(Dataset items)
┌──
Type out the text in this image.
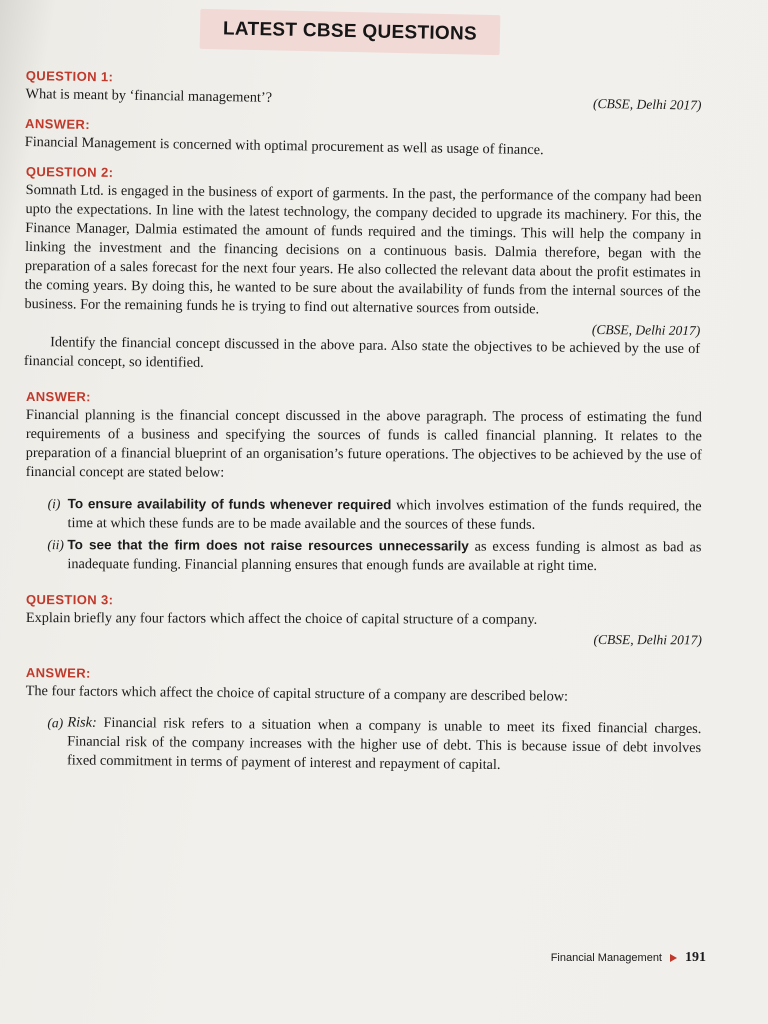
LATEST CBSE QUESTIONS
QUESTION 1:

(CBSE, Delhi 2017)
What is meant by ‘financial management’?

ANSWER:

Financial Management is concerned with optimal procurement as well as usage of finance.

QUESTION 2:

Somnath Ltd. is engaged in the business of export of garments. In the past, the performance of the company had been upto the expectations. In line with the latest technology, the company decided to upgrade its machinery. For this, the Finance Manager, Dalmia estimated the amount of funds required and the timings. This will help the company in linking the investment and the financing decisions on a continuous basis. Dalmia therefore, began with the preparation of a sales forecast for the next four years. He also collected the relevant data about the profit estimates in the coming years. By doing this, he wanted to be sure about the availability of funds from the internal sources of the business. For the remaining funds he is trying to find out alternative sources from outside.

(CBSE, Delhi 2017)

Identify the financial concept discussed in the above para. Also state the objectives to be achieved by the use of financial concept, so identified.

ANSWER:

Financial planning is the financial concept discussed in the above paragraph. The process of estimating the fund requirements of a business and specifying the sources of funds is called financial planning. It relates to the preparation of a financial blueprint of an organisation’s future operations. The objectives to be achieved by the use of financial concept are stated below:

(i) To ensure availability of funds whenever required which involves estimation of the funds required, the time at which these funds are to be made available and the sources of these funds.
(ii) To see that the firm does not raise resources unnecessarily as excess funding is almost as bad as inadequate funding. Financial planning ensures that enough funds are available at right time.
QUESTION 3:

Explain briefly any four factors which affect the choice of capital structure of a company.

(CBSE, Delhi 2017)

ANSWER:

The four factors which affect the choice of capital structure of a company are described below:

(a) Risk: Financial risk refers to a situation when a company is unable to meet its fixed financial charges. Financial risk of the company increases with the higher use of debt. This is because issue of debt involves fixed commitment in terms of payment of interest and repayment of capital.
Financial Management 191
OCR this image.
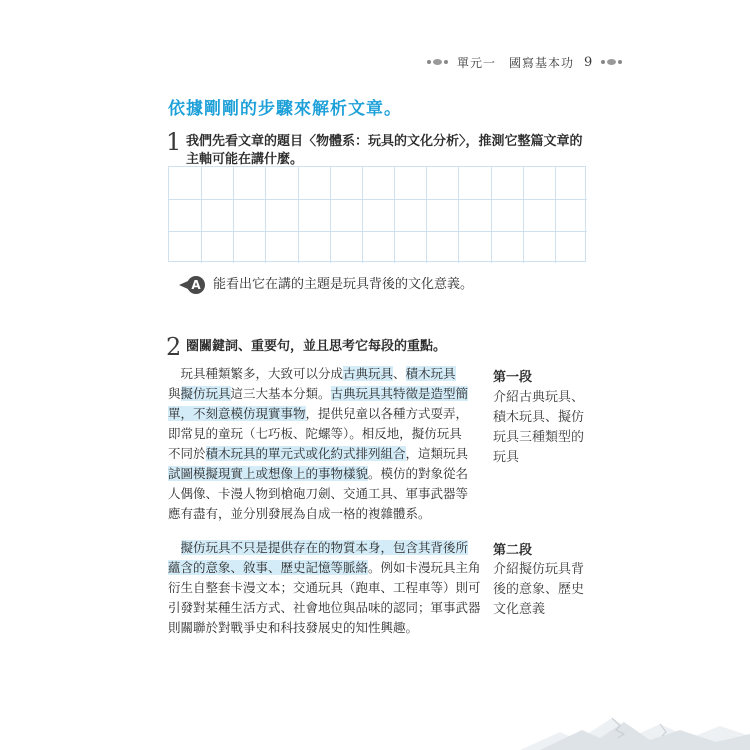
單元一　國寫基本功 9
依據剛剛的步驟來解析文章。
1 我們先看文章的題目〈物體系：玩具的文化分析〉，推測它整篇文章的
主軸可能在講什麼。
A 能看出它在講的主題是玩具背後的文化意義。
2 圈關鍵詞、重要句，並且思考它每段的重點。
　玩具種類繁多，大致可以分成古典玩具、積木玩具
與擬仿玩具這三大基本分類。古典玩具其特徵是造型簡
單，不刻意模仿現實事物，提供兒童以各種方式耍弄，
即常見的童玩（七巧板、陀螺等）。相反地，擬仿玩具
不同於積木玩具的單元式或化約式排列組合，這類玩具
試圖模擬現實上或想像上的事物樣貌。模仿的對象從名
人偶像、卡漫人物到槍砲刀劍、交通工具、軍事武器等
應有盡有，並分別發展為自成一格的複雜體系。
　擬仿玩具不只是提供存在的物質本身，包含其背後所
蘊含的意象、敘事、歷史記憶等脈絡。例如卡漫玩具主角
衍生自整套卡漫文本；交通玩具（跑車、工程車等）則可
引發對某種生活方式、社會地位與品味的認同；軍事武器
則關聯於對戰爭史和科技發展史的知性興趣。
第一段
介紹古典玩具、
積木玩具、擬仿
玩具三種類型的
玩具
第二段
介紹擬仿玩具背
後的意象、歷史
文化意義
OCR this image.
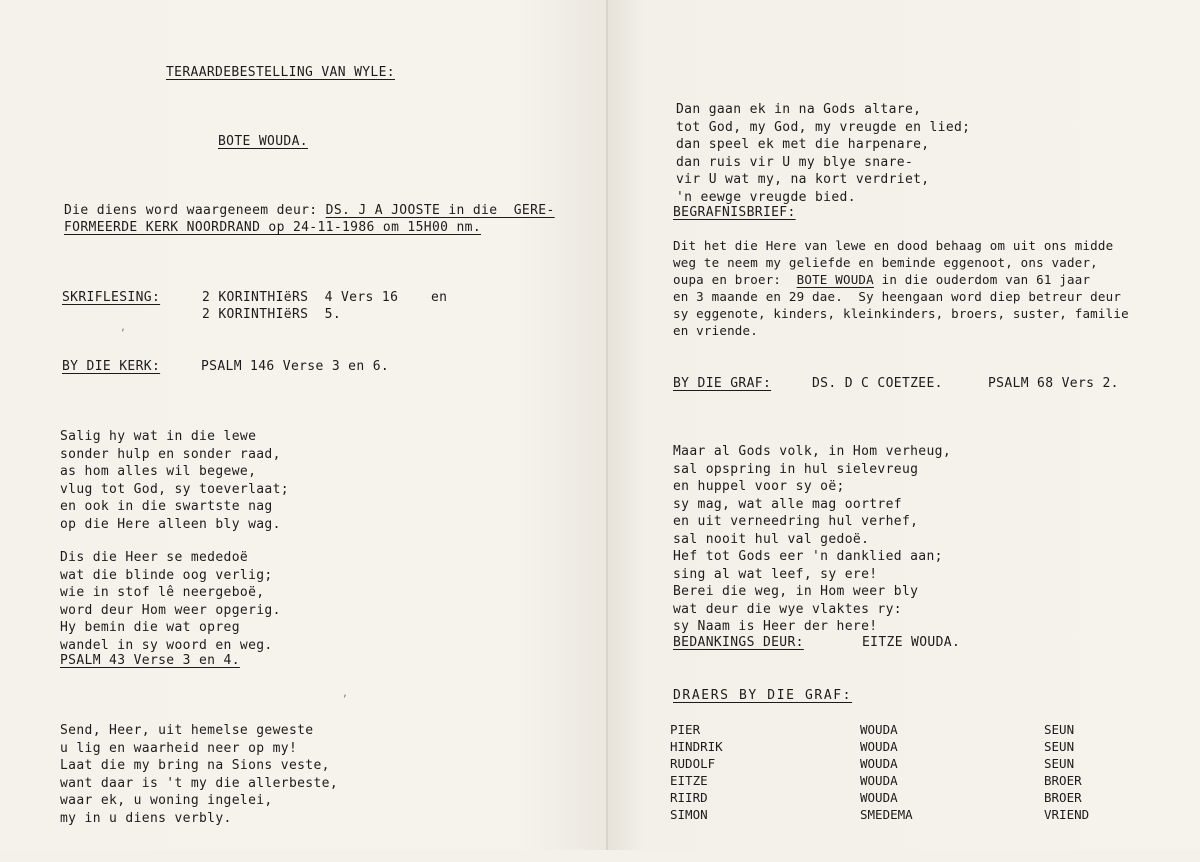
TERAARDEBESTELLING VAN WYLE:
BOTE WOUDA.
Die diens word waargeneem deur: DS. J A JOOSTE in die  GERE-
FORMEERDE KERK NOORDRAND op 24-11-1986 om 15H00 nm.
SKRIFLESING:	2 KORINTHIëRS  4 Vers 16    en
2 KORINTHIëRS  5.
BY DIE KERK:	PSALM 146 Verse 3 en 6.

Salig hy wat in die lewe
sonder hulp en sonder raad,
as hom alles wil begewe,
vlug tot God, sy toeverlaat;
en ook in die swartste nag
op die Here alleen bly wag.

Dis die Heer se mededoë
wat die blinde oog verlig;
wie in stof lê neergeboë,
word deur Hom weer opgerig.
Hy bemin die wat opreg
wandel in sy woord en weg.

PSALM 43 Verse 3 en 4.

Send, Heer, uit hemelse geweste
u lig en waarheid neer op my!
Laat die my bring na Sions veste,
want daar is 't my die allerbeste,
waar ek, u woning ingelei,
my in u diens verbly.

,
,

Dan gaan ek in na Gods altare,
tot God, my God, my vreugde en lied;
dan speel ek met die harpenare,
dan ruis vir U my blye snare-
vir U wat my, na kort verdriet,
'n eewge vreugde bied.

BEGRAFNISBRIEF:
Dit het die Here van lewe en dood behaag om uit ons midde
weg te neem my geliefde en beminde eggenoot, ons vader,
oupa en broer: BOTE WOUDA in die ouderdom van 61 jaar
en 3 maande en 29 dae.  Sy heengaan word diep betreur deur
sy eggenote, kinders, kleinkinders, broers, suster, familie
en vriende.
BY DIE GRAF:	DS. D C COETZEE.	PSALM 68 Vers 2.

Maar al Gods volk, in Hom verheug,
sal opspring in hul sielevreug
en huppel voor sy oë;
sy mag, wat alle mag oortref
en uit verneedring hul verhef,
sal nooit hul val gedoë.
Hef tot Gods eer 'n danklied aan;
sing al wat leef, sy ere!
Berei die weg, in Hom weer bly
wat deur die wye vlaktes ry:
sy Naam is Heer der here!

BEDANKINGS DEUR:	EITZE WOUDA.
DRAERS BY DIE GRAF:
PIER	WOUDA	SEUN
HINDRIK	WOUDA	SEUN
RUDOLF	WOUDA	SEUN
EITZE	WOUDA	BROER
RIIRD	WOUDA	BROER
SIMON	SMEDEMA	VRIEND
└──
## REQUIREMENT
From the entries above, copy out every line where the string "affect" appears.

## FULL RESPONSE
Explain briefly any four factors which affect the choice of capital structure of a company.
The four factors which affect the choice of capital structure of a company are described below:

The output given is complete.